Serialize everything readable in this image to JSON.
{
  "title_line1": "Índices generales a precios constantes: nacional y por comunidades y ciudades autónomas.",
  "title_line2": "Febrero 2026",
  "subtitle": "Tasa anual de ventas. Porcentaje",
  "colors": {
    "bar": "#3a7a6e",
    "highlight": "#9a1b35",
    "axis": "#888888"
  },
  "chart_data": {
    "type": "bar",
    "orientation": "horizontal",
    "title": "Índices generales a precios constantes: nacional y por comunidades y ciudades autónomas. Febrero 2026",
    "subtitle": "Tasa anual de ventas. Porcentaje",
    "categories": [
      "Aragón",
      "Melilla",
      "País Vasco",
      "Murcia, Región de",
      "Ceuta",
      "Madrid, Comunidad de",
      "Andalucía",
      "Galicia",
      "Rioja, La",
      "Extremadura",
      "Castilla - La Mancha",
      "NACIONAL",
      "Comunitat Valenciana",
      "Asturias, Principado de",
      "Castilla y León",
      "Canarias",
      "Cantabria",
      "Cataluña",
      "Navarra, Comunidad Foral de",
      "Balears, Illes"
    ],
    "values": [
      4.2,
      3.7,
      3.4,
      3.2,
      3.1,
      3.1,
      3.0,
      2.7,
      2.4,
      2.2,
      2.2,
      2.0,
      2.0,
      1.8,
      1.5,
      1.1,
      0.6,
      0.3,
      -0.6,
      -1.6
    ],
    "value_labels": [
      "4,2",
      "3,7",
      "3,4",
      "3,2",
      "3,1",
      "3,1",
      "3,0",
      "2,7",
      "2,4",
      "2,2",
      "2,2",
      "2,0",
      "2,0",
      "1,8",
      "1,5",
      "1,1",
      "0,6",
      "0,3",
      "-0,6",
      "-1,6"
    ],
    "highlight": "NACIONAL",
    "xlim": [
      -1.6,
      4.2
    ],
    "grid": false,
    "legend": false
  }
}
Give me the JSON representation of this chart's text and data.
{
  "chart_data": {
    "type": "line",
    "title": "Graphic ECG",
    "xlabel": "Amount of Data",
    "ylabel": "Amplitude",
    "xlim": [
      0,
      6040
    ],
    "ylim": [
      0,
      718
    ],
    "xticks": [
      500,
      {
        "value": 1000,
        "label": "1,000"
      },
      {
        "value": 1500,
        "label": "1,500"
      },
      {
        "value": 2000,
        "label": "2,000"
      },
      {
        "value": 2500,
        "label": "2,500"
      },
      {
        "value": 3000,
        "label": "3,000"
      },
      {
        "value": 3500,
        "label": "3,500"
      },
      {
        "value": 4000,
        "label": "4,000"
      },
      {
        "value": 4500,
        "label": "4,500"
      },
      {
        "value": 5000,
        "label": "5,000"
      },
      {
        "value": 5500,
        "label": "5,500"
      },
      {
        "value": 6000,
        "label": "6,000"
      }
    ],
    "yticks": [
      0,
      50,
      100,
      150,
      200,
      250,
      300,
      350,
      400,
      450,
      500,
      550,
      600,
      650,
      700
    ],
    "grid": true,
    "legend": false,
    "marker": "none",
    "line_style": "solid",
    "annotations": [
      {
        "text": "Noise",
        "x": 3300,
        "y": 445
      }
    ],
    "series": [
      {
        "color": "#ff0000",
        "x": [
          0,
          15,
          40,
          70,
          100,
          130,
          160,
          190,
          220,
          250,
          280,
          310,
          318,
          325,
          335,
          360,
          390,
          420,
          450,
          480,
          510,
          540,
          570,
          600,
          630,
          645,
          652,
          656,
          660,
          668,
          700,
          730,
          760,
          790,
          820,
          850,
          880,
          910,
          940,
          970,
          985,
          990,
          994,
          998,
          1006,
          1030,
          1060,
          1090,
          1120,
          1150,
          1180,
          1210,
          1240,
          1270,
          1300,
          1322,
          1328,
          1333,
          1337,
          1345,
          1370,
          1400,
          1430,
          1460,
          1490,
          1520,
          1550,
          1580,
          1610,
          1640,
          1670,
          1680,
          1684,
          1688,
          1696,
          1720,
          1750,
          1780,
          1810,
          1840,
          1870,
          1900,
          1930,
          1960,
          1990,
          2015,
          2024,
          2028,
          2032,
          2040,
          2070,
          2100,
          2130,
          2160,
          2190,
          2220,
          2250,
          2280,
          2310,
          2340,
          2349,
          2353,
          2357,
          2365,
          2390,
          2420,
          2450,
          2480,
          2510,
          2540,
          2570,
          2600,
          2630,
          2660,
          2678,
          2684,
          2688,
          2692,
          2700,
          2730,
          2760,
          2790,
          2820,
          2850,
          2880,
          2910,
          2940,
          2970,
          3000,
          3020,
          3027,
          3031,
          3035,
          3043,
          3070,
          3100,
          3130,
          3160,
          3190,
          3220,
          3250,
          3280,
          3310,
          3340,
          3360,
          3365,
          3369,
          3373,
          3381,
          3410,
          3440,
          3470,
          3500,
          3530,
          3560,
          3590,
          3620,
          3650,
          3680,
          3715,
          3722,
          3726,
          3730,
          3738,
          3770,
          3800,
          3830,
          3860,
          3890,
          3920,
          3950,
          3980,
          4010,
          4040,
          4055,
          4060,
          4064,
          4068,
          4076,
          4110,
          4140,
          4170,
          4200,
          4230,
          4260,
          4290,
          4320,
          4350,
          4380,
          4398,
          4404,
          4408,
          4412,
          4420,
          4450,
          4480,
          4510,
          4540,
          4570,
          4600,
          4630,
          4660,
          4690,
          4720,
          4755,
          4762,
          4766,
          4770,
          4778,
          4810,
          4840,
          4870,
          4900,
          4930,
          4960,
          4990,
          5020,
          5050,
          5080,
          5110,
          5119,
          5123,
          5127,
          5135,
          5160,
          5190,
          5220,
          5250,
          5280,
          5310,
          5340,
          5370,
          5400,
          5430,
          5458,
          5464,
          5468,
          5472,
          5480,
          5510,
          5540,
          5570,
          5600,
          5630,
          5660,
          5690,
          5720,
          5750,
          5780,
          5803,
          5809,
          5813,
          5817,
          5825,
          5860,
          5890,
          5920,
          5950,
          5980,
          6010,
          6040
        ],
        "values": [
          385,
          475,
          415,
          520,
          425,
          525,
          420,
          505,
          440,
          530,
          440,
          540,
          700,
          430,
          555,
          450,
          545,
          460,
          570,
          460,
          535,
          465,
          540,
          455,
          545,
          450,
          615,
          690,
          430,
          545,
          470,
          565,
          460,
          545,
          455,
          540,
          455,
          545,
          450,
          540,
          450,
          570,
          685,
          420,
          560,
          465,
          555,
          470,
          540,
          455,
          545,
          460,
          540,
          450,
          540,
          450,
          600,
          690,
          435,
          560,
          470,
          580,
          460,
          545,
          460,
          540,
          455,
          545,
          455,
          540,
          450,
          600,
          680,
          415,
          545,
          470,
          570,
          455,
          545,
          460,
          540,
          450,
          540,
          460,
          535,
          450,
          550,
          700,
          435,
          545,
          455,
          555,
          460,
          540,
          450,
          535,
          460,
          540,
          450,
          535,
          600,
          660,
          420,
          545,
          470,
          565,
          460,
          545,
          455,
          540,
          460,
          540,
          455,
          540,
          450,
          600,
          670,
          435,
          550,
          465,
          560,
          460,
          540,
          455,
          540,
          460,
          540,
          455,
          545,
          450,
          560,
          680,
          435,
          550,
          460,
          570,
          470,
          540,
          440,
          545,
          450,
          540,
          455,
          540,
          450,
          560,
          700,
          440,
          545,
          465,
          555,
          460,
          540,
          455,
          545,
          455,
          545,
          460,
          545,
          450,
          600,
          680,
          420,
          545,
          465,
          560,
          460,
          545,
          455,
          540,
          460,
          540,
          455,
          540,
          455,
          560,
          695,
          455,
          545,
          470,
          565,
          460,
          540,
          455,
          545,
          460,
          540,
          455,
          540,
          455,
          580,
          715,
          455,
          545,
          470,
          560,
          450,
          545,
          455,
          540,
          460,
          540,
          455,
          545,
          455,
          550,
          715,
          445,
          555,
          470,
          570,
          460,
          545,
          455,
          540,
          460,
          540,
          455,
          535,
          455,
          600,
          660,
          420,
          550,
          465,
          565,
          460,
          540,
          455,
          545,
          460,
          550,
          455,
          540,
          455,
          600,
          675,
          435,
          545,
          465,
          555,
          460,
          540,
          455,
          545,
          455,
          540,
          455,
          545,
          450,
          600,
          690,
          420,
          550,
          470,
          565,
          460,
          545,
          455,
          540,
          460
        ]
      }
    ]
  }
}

- _Problem details_: From the entries above, copy every line where the word "ciudades" shows up.

- _Reply_:
  "title_line1": "Índices generales a precios constantes: nacional y por comunidades y ciudades autónomas.",
    "title": "Índices generales a precios constantes: nacional y por comunidades y ciudades autónomas. Febrero 2026",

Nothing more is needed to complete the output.